▸ **PROBLEM STATEMENT**
Say how many lines in the records include the string "Includes", adding no other words.

▸ **EXERCISE INPUTS**
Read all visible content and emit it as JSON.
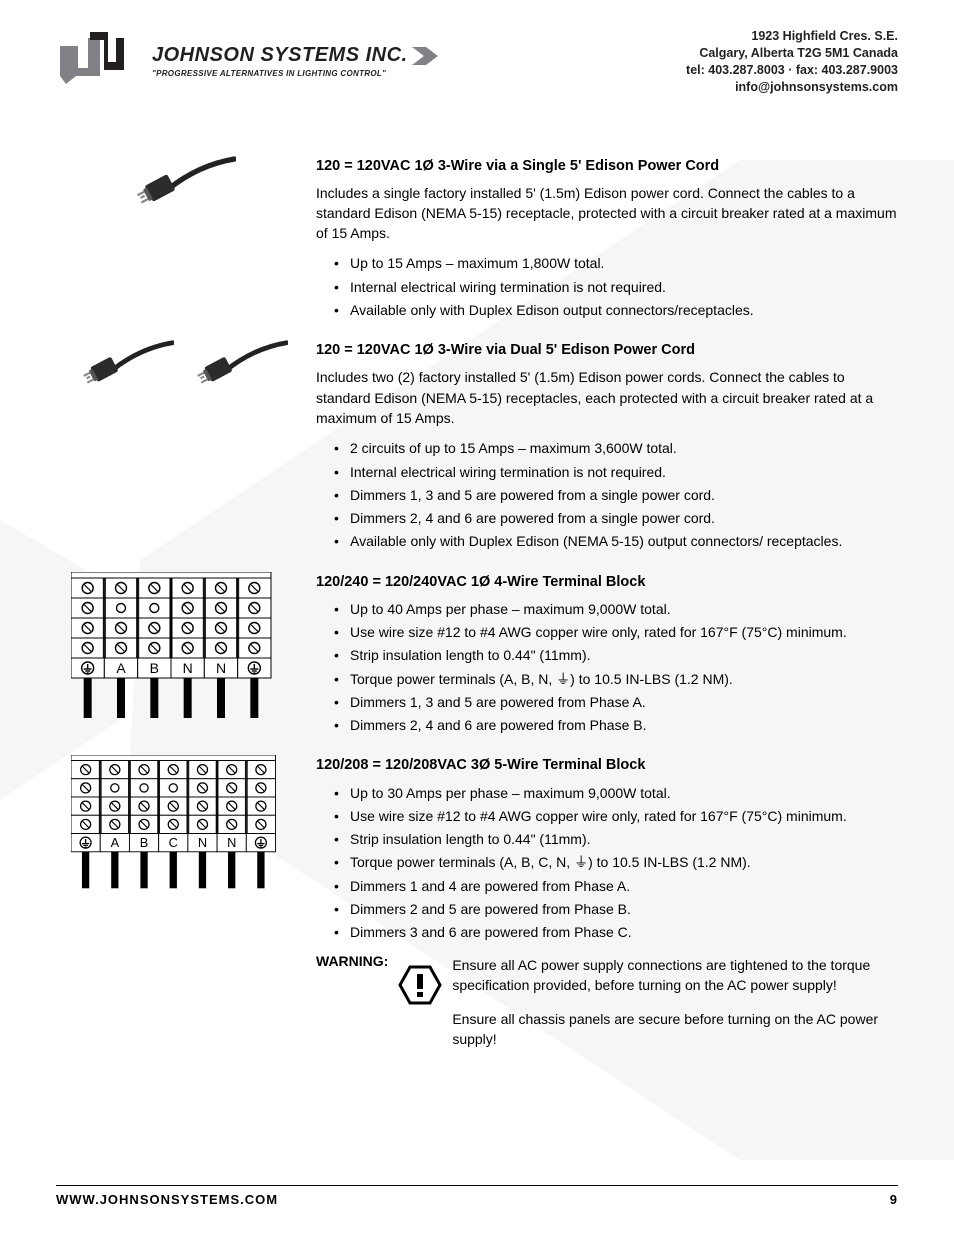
{
  "header": {
    "company": "JOHNSON SYSTEMS INC.",
    "tagline": "\"PROGRESSIVE ALTERNATIVES IN LIGHTING CONTROL\"",
    "address_lines": [
      "1923 Highfield Cres. S.E.",
      "Calgary, Alberta  T2G 5M1 Canada",
      "tel: 403.287.8003 · fax: 403.287.9003",
      "info@johnsonsystems.com"
    ]
  },
  "sections": [
    {
      "heading": "120 = 120VAC 1Ø 3-Wire via a Single 5' Edison Power Cord",
      "para": "Includes a single factory installed 5' (1.5m) Edison power cord. Connect the cables to a standard Edison (NEMA 5-15) receptacle, protected with a circuit breaker rated at a maximum of 15 Amps.",
      "bullets": [
        "Up to 15 Amps – maximum 1,800W total.",
        "Internal electrical wiring termination is not required.",
        "Available only with Duplex Edison output connectors/receptacles."
      ]
    },
    {
      "heading": "120 = 120VAC 1Ø 3-Wire via Dual 5' Edison Power Cord",
      "para": "Includes two (2) factory installed 5' (1.5m) Edison power cords. Connect the cables to standard Edison (NEMA 5-15) receptacles, each protected with a circuit breaker rated at a maximum of 15 Amps.",
      "bullets": [
        "2 circuits of up to 15 Amps – maximum 3,600W total.",
        "Internal electrical wiring termination is not required.",
        "Dimmers 1, 3 and 5 are powered from a single power cord.",
        "Dimmers 2, 4 and 6 are powered from a single power cord.",
        "Available only with Duplex Edison (NEMA 5-15) output connectors/ receptacles."
      ]
    },
    {
      "heading": "120/240 = 120/240VAC 1Ø 4-Wire Terminal Block",
      "bullets": [
        "Up to 40 Amps per phase – maximum 9,000W total.",
        "Use wire size #12 to #4 AWG copper wire only, rated for 167°F (75°C) minimum.",
        "Strip insulation length to 0.44\" (11mm).",
        "Torque power terminals (A, B, N, ⏚) to 10.5 IN-LBS (1.2 NM).",
        "Dimmers 1, 3 and 5 are powered from Phase A.",
        "Dimmers 2, 4 and 6 are powered from Phase B."
      ]
    },
    {
      "heading": "120/208 = 120/208VAC 3Ø 5-Wire Terminal Block",
      "bullets": [
        "Up to 30 Amps per phase – maximum 9,000W total.",
        "Use wire size #12 to #4 AWG copper wire only, rated for 167°F (75°C) minimum.",
        "Strip insulation length to 0.44\" (11mm).",
        "Torque power terminals (A, B, C, N, ⏚) to 10.5 IN-LBS (1.2 NM).",
        "Dimmers 1 and 4 are powered from Phase A.",
        "Dimmers 2 and 5 are powered from Phase B.",
        "Dimmers 3 and 6 are powered from Phase C."
      ]
    }
  ],
  "terminal_block_4wire": {
    "cols": 6,
    "labels": [
      "⏚",
      "A",
      "B",
      "N",
      "N",
      "⏚"
    ]
  },
  "terminal_block_5wire": {
    "cols": 7,
    "labels": [
      "⏚",
      "A",
      "B",
      "C",
      "N",
      "N",
      "⏚"
    ]
  },
  "warning": {
    "label": "WARNING:",
    "body1": "Ensure all AC power supply connections are tightened to the torque specification provided, before turning on the AC power supply!",
    "body2": "Ensure all chassis panels are secure before turning on the AC power supply!"
  },
  "footer": {
    "url": "WWW.JOHNSONSYSTEMS.COM",
    "page": "9"
  },
  "colors": {
    "text": "#000000",
    "watermark": "#f4f4f4",
    "logo_grey": "#808285",
    "logo_dark": "#231f20"
  }
}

▸ **EXERCISE ANSWER**
2